» Problem details
Please write out the items below again, substituting "ruler-mark" for every "ruler-tick" and leaving everything else unchanged.

A block of data:

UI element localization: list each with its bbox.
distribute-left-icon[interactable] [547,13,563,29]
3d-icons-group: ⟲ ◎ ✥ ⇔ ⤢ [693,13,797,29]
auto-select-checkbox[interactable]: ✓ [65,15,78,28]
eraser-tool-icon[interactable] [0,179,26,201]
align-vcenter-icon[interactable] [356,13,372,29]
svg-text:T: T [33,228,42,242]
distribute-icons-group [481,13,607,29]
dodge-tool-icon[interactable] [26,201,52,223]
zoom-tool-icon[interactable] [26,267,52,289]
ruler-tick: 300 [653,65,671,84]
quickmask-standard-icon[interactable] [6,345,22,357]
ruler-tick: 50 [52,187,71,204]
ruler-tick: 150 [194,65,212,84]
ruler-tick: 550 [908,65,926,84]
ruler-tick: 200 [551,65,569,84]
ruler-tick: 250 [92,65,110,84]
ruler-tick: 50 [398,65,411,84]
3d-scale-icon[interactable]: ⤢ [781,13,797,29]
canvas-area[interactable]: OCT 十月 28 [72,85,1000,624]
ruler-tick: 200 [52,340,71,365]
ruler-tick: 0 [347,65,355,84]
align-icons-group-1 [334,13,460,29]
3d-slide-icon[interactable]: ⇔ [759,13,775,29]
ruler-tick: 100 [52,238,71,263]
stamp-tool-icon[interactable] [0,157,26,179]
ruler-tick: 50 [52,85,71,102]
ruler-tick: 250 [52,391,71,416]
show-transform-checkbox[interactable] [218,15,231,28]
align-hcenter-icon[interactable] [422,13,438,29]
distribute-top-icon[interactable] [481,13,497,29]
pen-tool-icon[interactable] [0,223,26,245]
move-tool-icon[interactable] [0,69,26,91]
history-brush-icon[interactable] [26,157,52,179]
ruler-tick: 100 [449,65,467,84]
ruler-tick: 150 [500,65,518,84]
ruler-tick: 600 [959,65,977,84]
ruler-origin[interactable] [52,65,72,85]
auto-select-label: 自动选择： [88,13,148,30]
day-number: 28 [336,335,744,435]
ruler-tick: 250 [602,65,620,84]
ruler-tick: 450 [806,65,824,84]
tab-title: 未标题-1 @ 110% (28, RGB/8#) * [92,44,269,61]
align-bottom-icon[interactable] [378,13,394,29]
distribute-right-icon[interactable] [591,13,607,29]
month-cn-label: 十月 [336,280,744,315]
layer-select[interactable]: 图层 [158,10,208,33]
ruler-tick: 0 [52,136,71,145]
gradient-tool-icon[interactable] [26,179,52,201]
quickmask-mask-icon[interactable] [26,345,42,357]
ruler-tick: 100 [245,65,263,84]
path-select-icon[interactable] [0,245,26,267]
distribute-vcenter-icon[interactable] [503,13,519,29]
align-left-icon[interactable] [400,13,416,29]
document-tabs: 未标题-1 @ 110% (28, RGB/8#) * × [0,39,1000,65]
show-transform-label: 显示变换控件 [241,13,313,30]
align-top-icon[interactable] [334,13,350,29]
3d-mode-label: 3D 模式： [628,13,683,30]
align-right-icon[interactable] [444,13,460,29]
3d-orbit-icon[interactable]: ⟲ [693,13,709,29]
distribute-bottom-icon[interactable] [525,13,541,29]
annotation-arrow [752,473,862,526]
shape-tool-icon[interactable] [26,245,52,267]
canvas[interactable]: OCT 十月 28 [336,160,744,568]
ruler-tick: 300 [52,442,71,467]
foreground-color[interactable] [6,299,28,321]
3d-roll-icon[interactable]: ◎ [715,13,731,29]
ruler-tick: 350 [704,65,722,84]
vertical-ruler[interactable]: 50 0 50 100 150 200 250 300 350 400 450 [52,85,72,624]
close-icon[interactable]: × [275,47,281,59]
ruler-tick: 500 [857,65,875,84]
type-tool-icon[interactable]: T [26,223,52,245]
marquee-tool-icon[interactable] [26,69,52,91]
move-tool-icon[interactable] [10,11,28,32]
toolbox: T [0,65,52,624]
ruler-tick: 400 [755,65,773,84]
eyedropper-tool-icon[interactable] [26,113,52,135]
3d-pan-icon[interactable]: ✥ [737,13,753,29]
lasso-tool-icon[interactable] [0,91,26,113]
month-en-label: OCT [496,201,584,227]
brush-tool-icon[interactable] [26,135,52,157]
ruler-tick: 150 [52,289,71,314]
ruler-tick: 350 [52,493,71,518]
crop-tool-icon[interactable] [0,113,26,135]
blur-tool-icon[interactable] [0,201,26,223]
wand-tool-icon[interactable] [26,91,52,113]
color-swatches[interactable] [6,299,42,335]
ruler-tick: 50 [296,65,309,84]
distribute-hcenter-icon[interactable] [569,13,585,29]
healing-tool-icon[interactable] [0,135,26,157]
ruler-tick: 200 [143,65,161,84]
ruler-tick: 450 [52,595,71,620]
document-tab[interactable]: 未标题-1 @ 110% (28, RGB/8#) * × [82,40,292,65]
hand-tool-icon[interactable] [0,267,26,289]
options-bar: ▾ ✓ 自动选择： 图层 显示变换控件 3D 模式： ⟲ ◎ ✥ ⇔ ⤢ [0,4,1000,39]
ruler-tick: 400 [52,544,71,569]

» Full output
UI element localization: list each with its bbox.
distribute-left-icon[interactable] [547,13,563,29]
3d-icons-group: ⟲ ◎ ✥ ⇔ ⤢ [693,13,797,29]
auto-select-checkbox[interactable]: ✓ [65,15,78,28]
eraser-tool-icon[interactable] [0,179,26,201]
align-vcenter-icon[interactable] [356,13,372,29]
svg-text:T: T [33,228,42,242]
distribute-icons-group [481,13,607,29]
dodge-tool-icon[interactable] [26,201,52,223]
zoom-tool-icon[interactable] [26,267,52,289]
ruler-mark: 300 [653,65,671,84]
quickmask-standard-icon[interactable] [6,345,22,357]
ruler-mark: 50 [52,187,71,204]
ruler-mark: 150 [194,65,212,84]
ruler-mark: 550 [908,65,926,84]
ruler-mark: 200 [551,65,569,84]
ruler-mark: 250 [92,65,110,84]
ruler-mark: 50 [398,65,411,84]
3d-scale-icon[interactable]: ⤢ [781,13,797,29]
canvas-area[interactable]: OCT 十月 28 [72,85,1000,624]
ruler-mark: 200 [52,340,71,365]
ruler-mark: 0 [347,65,355,84]
align-icons-group-1 [334,13,460,29]
3d-slide-icon[interactable]: ⇔ [759,13,775,29]
ruler-mark: 100 [52,238,71,263]
stamp-tool-icon[interactable] [0,157,26,179]
ruler-mark: 50 [52,85,71,102]
ruler-mark: 250 [52,391,71,416]
show-transform-checkbox[interactable] [218,15,231,28]
align-hcenter-icon[interactable] [422,13,438,29]
distribute-top-icon[interactable] [481,13,497,29]
pen-tool-icon[interactable] [0,223,26,245]
move-tool-icon[interactable] [0,69,26,91]
history-brush-icon[interactable] [26,157,52,179]
ruler-mark: 100 [449,65,467,84]
ruler-mark: 150 [500,65,518,84]
ruler-mark: 600 [959,65,977,84]
ruler-origin[interactable] [52,65,72,85]
auto-select-label: 自动选择： [88,13,148,30]
day-number: 28 [336,335,744,435]
ruler-mark: 250 [602,65,620,84]
ruler-mark: 450 [806,65,824,84]
tab-title: 未标题-1 @ 110% (28, RGB/8#) * [92,44,269,61]
align-bottom-icon[interactable] [378,13,394,29]
distribute-right-icon[interactable] [591,13,607,29]
month-cn-label: 十月 [336,280,744,315]
layer-select[interactable]: 图层 [158,10,208,33]
ruler-mark: 0 [52,136,71,145]
gradient-tool-icon[interactable] [26,179,52,201]
quickmask-mask-icon[interactable] [26,345,42,357]
ruler-mark: 100 [245,65,263,84]
path-select-icon[interactable] [0,245,26,267]
distribute-vcenter-icon[interactable] [503,13,519,29]
align-left-icon[interactable] [400,13,416,29]
document-tabs: 未标题-1 @ 110% (28, RGB/8#) * × [0,39,1000,65]
show-transform-label: 显示变换控件 [241,13,313,30]
align-top-icon[interactable] [334,13,350,29]
3d-mode-label: 3D 模式： [628,13,683,30]
align-right-icon[interactable] [444,13,460,29]
3d-orbit-icon[interactable]: ⟲ [693,13,709,29]
distribute-bottom-icon[interactable] [525,13,541,29]
annotation-arrow [752,473,862,526]
shape-tool-icon[interactable] [26,245,52,267]
canvas[interactable]: OCT 十月 28 [336,160,744,568]
ruler-mark: 300 [52,442,71,467]
foreground-color[interactable] [6,299,28,321]
3d-roll-icon[interactable]: ◎ [715,13,731,29]
ruler-mark: 350 [704,65,722,84]
vertical-ruler[interactable]: 50 0 50 100 150 200 250 300 350 400 450 [52,85,72,624]
close-icon[interactable]: × [275,47,281,59]
ruler-mark: 500 [857,65,875,84]
type-tool-icon[interactable]: T [26,223,52,245]
marquee-tool-icon[interactable] [26,69,52,91]
move-tool-icon[interactable] [10,11,28,32]
toolbox: T [0,65,52,624]
ruler-mark: 400 [755,65,773,84]
eyedropper-tool-icon[interactable] [26,113,52,135]
3d-pan-icon[interactable]: ✥ [737,13,753,29]
lasso-tool-icon[interactable] [0,91,26,113]
month-en-label: OCT [496,201,584,227]
brush-tool-icon[interactable] [26,135,52,157]
ruler-mark: 150 [52,289,71,314]
ruler-mark: 350 [52,493,71,518]
crop-tool-icon[interactable] [0,113,26,135]
blur-tool-icon[interactable] [0,201,26,223]
wand-tool-icon[interactable] [26,91,52,113]
color-swatches[interactable] [6,299,42,335]
ruler-mark: 50 [296,65,309,84]
distribute-hcenter-icon[interactable] [569,13,585,29]
healing-tool-icon[interactable] [0,135,26,157]
ruler-mark: 200 [143,65,161,84]
ruler-mark: 450 [52,595,71,620]
document-tab[interactable]: 未标题-1 @ 110% (28, RGB/8#) * × [82,40,292,65]
hand-tool-icon[interactable] [0,267,26,289]
options-bar: ▾ ✓ 自动选择： 图层 显示变换控件 3D 模式： ⟲ ◎ ✥ ⇔ ⤢ [0,4,1000,39]
ruler-mark: 400 [52,544,71,569]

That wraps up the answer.